> Records to process
>> start
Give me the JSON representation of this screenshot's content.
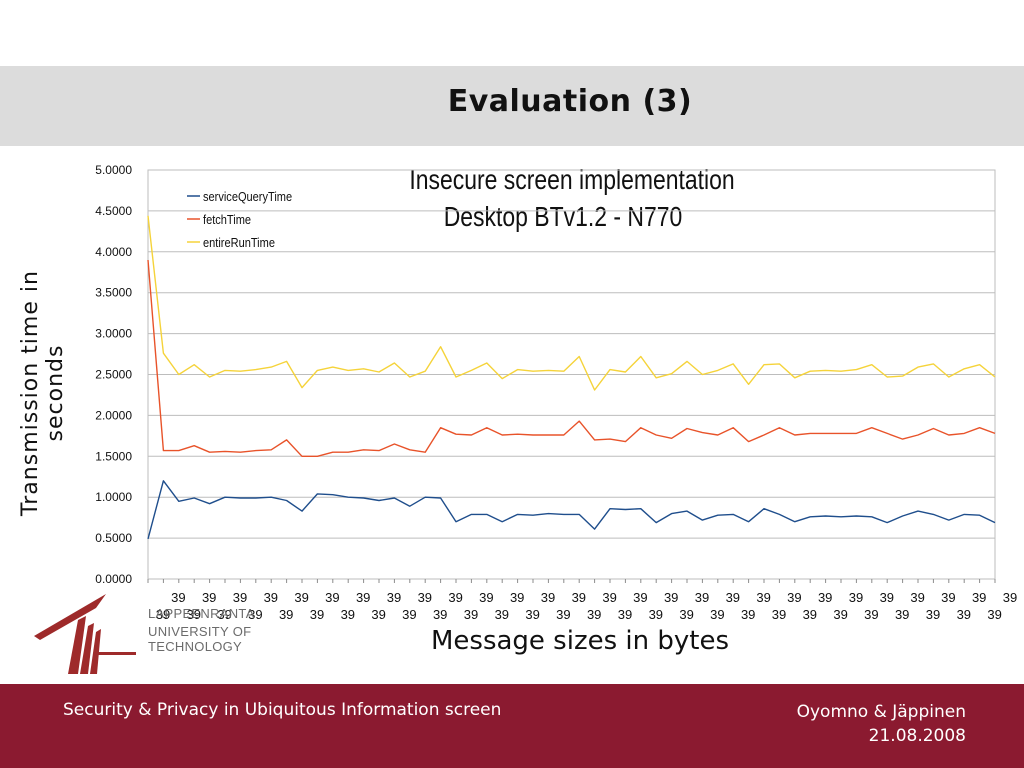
{
  "slide": {
    "title": "Evaluation (3)",
    "footer_left": "Security & Privacy in Ubiquitous Information screen",
    "footer_authors": "Oyomno & Jäppinen",
    "footer_date": "21.08.2008",
    "logo_line1": "LAPPEENRANTA",
    "logo_line2": "UNIVERSITY OF TECHNOLOGY",
    "colors": {
      "title_band": "#dcdcdc",
      "footer_band": "#8b1a30",
      "logo": "#9e2a2a"
    }
  },
  "chart_data": {
    "type": "line",
    "title_line1": "Insecure screen implementation",
    "title_line2": "Desktop BTv1.2 - N770",
    "xlabel": "Message sizes in bytes",
    "ylabel": "Transmission time in seconds",
    "ylim": [
      0,
      5
    ],
    "y_ticks": [
      "0.0000",
      "0.5000",
      "1.0000",
      "1.5000",
      "2.0000",
      "2.5000",
      "3.0000",
      "3.5000",
      "4.0000",
      "4.5000",
      "5.0000"
    ],
    "x_tick_label": "39",
    "grid": "horizontal",
    "legend_position": "top-left",
    "series": [
      {
        "name": "serviceQueryTime",
        "color": "#1f4e8c",
        "values": [
          0.49,
          1.2,
          0.95,
          0.99,
          0.92,
          1.0,
          0.99,
          0.99,
          1.0,
          0.96,
          0.83,
          1.04,
          1.03,
          1.0,
          0.99,
          0.96,
          0.99,
          0.89,
          1.0,
          0.99,
          0.7,
          0.79,
          0.79,
          0.7,
          0.79,
          0.78,
          0.8,
          0.79,
          0.79,
          0.61,
          0.86,
          0.85,
          0.86,
          0.69,
          0.8,
          0.83,
          0.72,
          0.78,
          0.79,
          0.7,
          0.86,
          0.79,
          0.7,
          0.76,
          0.77,
          0.76,
          0.77,
          0.76,
          0.69,
          0.77,
          0.83,
          0.79,
          0.72,
          0.79,
          0.78,
          0.69
        ]
      },
      {
        "name": "fetchTime",
        "color": "#e8532a",
        "values": [
          3.9,
          1.57,
          1.57,
          1.63,
          1.55,
          1.56,
          1.55,
          1.57,
          1.58,
          1.7,
          1.5,
          1.5,
          1.55,
          1.55,
          1.58,
          1.57,
          1.65,
          1.58,
          1.55,
          1.85,
          1.77,
          1.76,
          1.85,
          1.76,
          1.77,
          1.76,
          1.76,
          1.76,
          1.93,
          1.7,
          1.71,
          1.68,
          1.85,
          1.76,
          1.72,
          1.84,
          1.79,
          1.76,
          1.85,
          1.68,
          1.76,
          1.85,
          1.76,
          1.78,
          1.78,
          1.78,
          1.78,
          1.85,
          1.78,
          1.71,
          1.76,
          1.84,
          1.76,
          1.78,
          1.85,
          1.78
        ]
      },
      {
        "name": "entireRunTime",
        "color": "#f5d33a",
        "values": [
          4.44,
          2.76,
          2.5,
          2.62,
          2.47,
          2.55,
          2.54,
          2.56,
          2.59,
          2.66,
          2.34,
          2.55,
          2.59,
          2.55,
          2.57,
          2.53,
          2.64,
          2.47,
          2.54,
          2.84,
          2.47,
          2.55,
          2.64,
          2.45,
          2.56,
          2.54,
          2.55,
          2.54,
          2.72,
          2.31,
          2.56,
          2.53,
          2.72,
          2.46,
          2.51,
          2.66,
          2.5,
          2.55,
          2.63,
          2.38,
          2.62,
          2.63,
          2.46,
          2.54,
          2.55,
          2.54,
          2.56,
          2.62,
          2.47,
          2.48,
          2.59,
          2.63,
          2.47,
          2.57,
          2.62,
          2.47
        ]
      }
    ]
  }
}
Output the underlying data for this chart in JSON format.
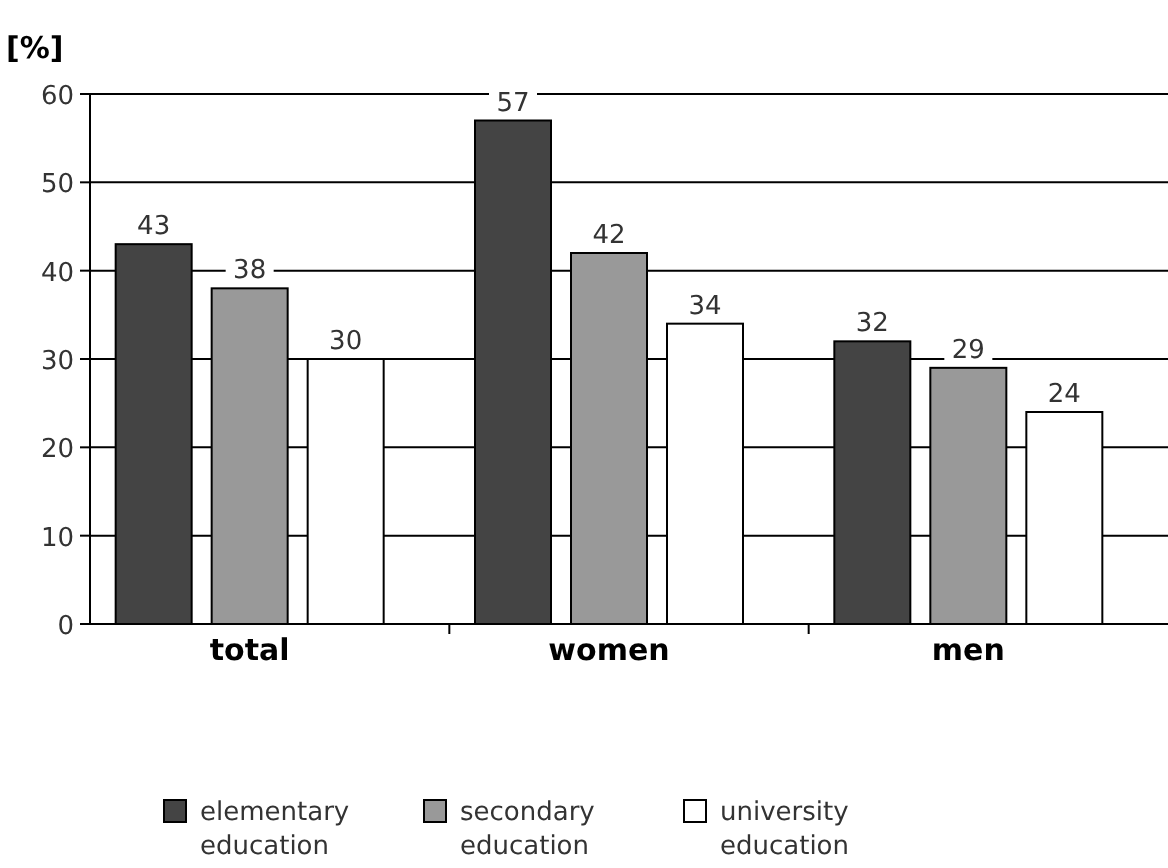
{
  "chart_data": {
    "type": "bar",
    "ylabel": "[%]",
    "categories": [
      "total",
      "women",
      "men"
    ],
    "series": [
      {
        "name": "elementary education",
        "color": "#444444",
        "values": [
          43,
          57,
          32
        ]
      },
      {
        "name": "secondary education",
        "color": "#999999",
        "values": [
          38,
          42,
          29
        ]
      },
      {
        "name": "university education",
        "color": "#ffffff",
        "values": [
          30,
          34,
          24
        ]
      }
    ],
    "ylim": [
      0,
      60
    ],
    "yticks": [
      0,
      10,
      20,
      30,
      40,
      50,
      60
    ],
    "grid": "y",
    "legend": "bottom",
    "data_labels": true
  }
}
>> end
> The problem
Leave every image out, and retype the material exactly.

> Solution to the problem
Give me the JSON representation of this screenshot's content.
{
  "slide": {
    "title": "Evaluation (3)",
    "footer_left": "Security & Privacy in Ubiquitous Information screen",
    "footer_authors": "Oyomno & Jäppinen",
    "footer_date": "21.08.2008",
    "logo_line1": "LAPPEENRANTA",
    "logo_line2": "UNIVERSITY OF TECHNOLOGY",
    "colors": {
      "title_band": "#dcdcdc",
      "footer_band": "#8b1a30",
      "logo": "#9e2a2a"
    }
  },
  "chart_data": {
    "type": "line",
    "title_line1": "Insecure screen implementation",
    "title_line2": "Desktop BTv1.2 - N770",
    "xlabel": "Message sizes in bytes",
    "ylabel": "Transmission time in seconds",
    "ylim": [
      0,
      5
    ],
    "y_ticks": [
      "0.0000",
      "0.5000",
      "1.0000",
      "1.5000",
      "2.0000",
      "2.5000",
      "3.0000",
      "3.5000",
      "4.0000",
      "4.5000",
      "5.0000"
    ],
    "x_tick_label": "39",
    "grid": "horizontal",
    "legend_position": "top-left",
    "series": [
      {
        "name": "serviceQueryTime",
        "color": "#1f4e8c",
        "values": [
          0.49,
          1.2,
          0.95,
          0.99,
          0.92,
          1.0,
          0.99,
          0.99,
          1.0,
          0.96,
          0.83,
          1.04,
          1.03,
          1.0,
          0.99,
          0.96,
          0.99,
          0.89,
          1.0,
          0.99,
          0.7,
          0.79,
          0.79,
          0.7,
          0.79,
          0.78,
          0.8,
          0.79,
          0.79,
          0.61,
          0.86,
          0.85,
          0.86,
          0.69,
          0.8,
          0.83,
          0.72,
          0.78,
          0.79,
          0.7,
          0.86,
          0.79,
          0.7,
          0.76,
          0.77,
          0.76,
          0.77,
          0.76,
          0.69,
          0.77,
          0.83,
          0.79,
          0.72,
          0.79,
          0.78,
          0.69
        ]
      },
      {
        "name": "fetchTime",
        "color": "#e8532a",
        "values": [
          3.9,
          1.57,
          1.57,
          1.63,
          1.55,
          1.56,
          1.55,
          1.57,
          1.58,
          1.7,
          1.5,
          1.5,
          1.55,
          1.55,
          1.58,
          1.57,
          1.65,
          1.58,
          1.55,
          1.85,
          1.77,
          1.76,
          1.85,
          1.76,
          1.77,
          1.76,
          1.76,
          1.76,
          1.93,
          1.7,
          1.71,
          1.68,
          1.85,
          1.76,
          1.72,
          1.84,
          1.79,
          1.76,
          1.85,
          1.68,
          1.76,
          1.85,
          1.76,
          1.78,
          1.78,
          1.78,
          1.78,
          1.85,
          1.78,
          1.71,
          1.76,
          1.84,
          1.76,
          1.78,
          1.85,
          1.78
        ]
      },
      {
        "name": "entireRunTime",
        "color": "#f5d33a",
        "values": [
          4.44,
          2.76,
          2.5,
          2.62,
          2.47,
          2.55,
          2.54,
          2.56,
          2.59,
          2.66,
          2.34,
          2.55,
          2.59,
          2.55,
          2.57,
          2.53,
          2.64,
          2.47,
          2.54,
          2.84,
          2.47,
          2.55,
          2.64,
          2.45,
          2.56,
          2.54,
          2.55,
          2.54,
          2.72,
          2.31,
          2.56,
          2.53,
          2.72,
          2.46,
          2.51,
          2.66,
          2.5,
          2.55,
          2.63,
          2.38,
          2.62,
          2.63,
          2.46,
          2.54,
          2.55,
          2.54,
          2.56,
          2.62,
          2.47,
          2.48,
          2.59,
          2.63,
          2.47,
          2.57,
          2.62,
          2.47
        ]
      }
    ]
  }
}
Output the underlying data for this chart in JSON format.
{
  "chart_data": {
    "type": "bar",
    "ylabel": "[%]",
    "categories": [
      "total",
      "women",
      "men"
    ],
    "series": [
      {
        "name": "elementary education",
        "color": "#444444",
        "values": [
          43,
          57,
          32
        ]
      },
      {
        "name": "secondary education",
        "color": "#999999",
        "values": [
          38,
          42,
          29
        ]
      },
      {
        "name": "university education",
        "color": "#ffffff",
        "values": [
          30,
          34,
          24
        ]
      }
    ],
    "ylim": [
      0,
      60
    ],
    "yticks": [
      0,
      10,
      20,
      30,
      40,
      50,
      60
    ],
    "grid": "y",
    "legend": "bottom",
    "data_labels": true
  }
}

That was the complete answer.